• Task brief: Write out the listing beneath this instruction in its entirety, exactly as it reads.

• Dataset excerpts:

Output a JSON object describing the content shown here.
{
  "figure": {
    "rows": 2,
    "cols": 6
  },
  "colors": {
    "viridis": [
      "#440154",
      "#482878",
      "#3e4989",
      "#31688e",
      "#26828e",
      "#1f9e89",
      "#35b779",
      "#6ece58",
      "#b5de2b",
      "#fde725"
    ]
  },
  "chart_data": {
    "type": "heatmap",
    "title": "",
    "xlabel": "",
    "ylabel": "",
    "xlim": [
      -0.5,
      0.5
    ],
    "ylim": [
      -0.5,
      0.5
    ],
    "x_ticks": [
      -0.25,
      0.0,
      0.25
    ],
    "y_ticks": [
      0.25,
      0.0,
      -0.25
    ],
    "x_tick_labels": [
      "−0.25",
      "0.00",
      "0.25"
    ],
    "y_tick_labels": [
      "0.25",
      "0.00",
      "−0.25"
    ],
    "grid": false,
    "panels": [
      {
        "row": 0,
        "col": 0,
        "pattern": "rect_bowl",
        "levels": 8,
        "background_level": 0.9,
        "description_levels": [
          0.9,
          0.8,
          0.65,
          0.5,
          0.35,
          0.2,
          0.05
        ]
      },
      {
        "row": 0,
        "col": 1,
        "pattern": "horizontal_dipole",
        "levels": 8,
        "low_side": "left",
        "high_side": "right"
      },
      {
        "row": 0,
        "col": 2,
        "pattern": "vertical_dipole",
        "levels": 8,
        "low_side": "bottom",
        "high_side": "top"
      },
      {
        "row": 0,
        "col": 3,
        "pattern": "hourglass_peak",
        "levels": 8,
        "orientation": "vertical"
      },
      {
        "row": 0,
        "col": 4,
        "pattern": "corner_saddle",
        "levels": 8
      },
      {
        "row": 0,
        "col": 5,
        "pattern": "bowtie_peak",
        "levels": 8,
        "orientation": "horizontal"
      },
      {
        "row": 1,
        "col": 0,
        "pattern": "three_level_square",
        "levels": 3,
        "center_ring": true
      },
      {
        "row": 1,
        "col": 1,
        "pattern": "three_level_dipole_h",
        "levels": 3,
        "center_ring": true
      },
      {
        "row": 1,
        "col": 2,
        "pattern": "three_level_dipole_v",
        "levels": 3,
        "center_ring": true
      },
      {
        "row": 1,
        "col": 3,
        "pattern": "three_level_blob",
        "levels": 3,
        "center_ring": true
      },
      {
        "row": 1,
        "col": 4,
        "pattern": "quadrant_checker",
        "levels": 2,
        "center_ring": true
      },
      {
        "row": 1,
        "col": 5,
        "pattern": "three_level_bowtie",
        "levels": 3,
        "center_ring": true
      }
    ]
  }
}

• Task result:
Output a JSON object describing the content shown here.
{
  "figure": {
    "rows": 2,
    "cols": 6
  },
  "colors": {
    "viridis": [
      "#440154",
      "#482878",
      "#3e4989",
      "#31688e",
      "#26828e",
      "#1f9e89",
      "#35b779",
      "#6ece58",
      "#b5de2b",
      "#fde725"
    ]
  },
  "chart_data": {
    "type": "heatmap",
    "title": "",
    "xlabel": "",
    "ylabel": "",
    "xlim": [
      -0.5,
      0.5
    ],
    "ylim": [
      -0.5,
      0.5
    ],
    "x_ticks": [
      -0.25,
      0.0,
      0.25
    ],
    "y_ticks": [
      0.25,
      0.0,
      -0.25
    ],
    "x_tick_labels": [
      "−0.25",
      "0.00",
      "0.25"
    ],
    "y_tick_labels": [
      "0.25",
      "0.00",
      "−0.25"
    ],
    "grid": false,
    "panels": [
      {
        "row": 0,
        "col": 0,
        "pattern": "rect_bowl",
        "levels": 8,
        "background_level": 0.9,
        "description_levels": [
          0.9,
          0.8,
          0.65,
          0.5,
          0.35,
          0.2,
          0.05
        ]
      },
      {
        "row": 0,
        "col": 1,
        "pattern": "horizontal_dipole",
        "levels": 8,
        "low_side": "left",
        "high_side": "right"
      },
      {
        "row": 0,
        "col": 2,
        "pattern": "vertical_dipole",
        "levels": 8,
        "low_side": "bottom",
        "high_side": "top"
      },
      {
        "row": 0,
        "col": 3,
        "pattern": "hourglass_peak",
        "levels": 8,
        "orientation": "vertical"
      },
      {
        "row": 0,
        "col": 4,
        "pattern": "corner_saddle",
        "levels": 8
      },
      {
        "row": 0,
        "col": 5,
        "pattern": "bowtie_peak",
        "levels": 8,
        "orientation": "horizontal"
      },
      {
        "row": 1,
        "col": 0,
        "pattern": "three_level_square",
        "levels": 3,
        "center_ring": true
      },
      {
        "row": 1,
        "col": 1,
        "pattern": "three_level_dipole_h",
        "levels": 3,
        "center_ring": true
      },
      {
        "row": 1,
        "col": 2,
        "pattern": "three_level_dipole_v",
        "levels": 3,
        "center_ring": true
      },
      {
        "row": 1,
        "col": 3,
        "pattern": "three_level_blob",
        "levels": 3,
        "center_ring": true
      },
      {
        "row": 1,
        "col": 4,
        "pattern": "quadrant_checker",
        "levels": 2,
        "center_ring": true
      },
      {
        "row": 1,
        "col": 5,
        "pattern": "three_level_bowtie",
        "levels": 3,
        "center_ring": true
      }
    ]
  }
}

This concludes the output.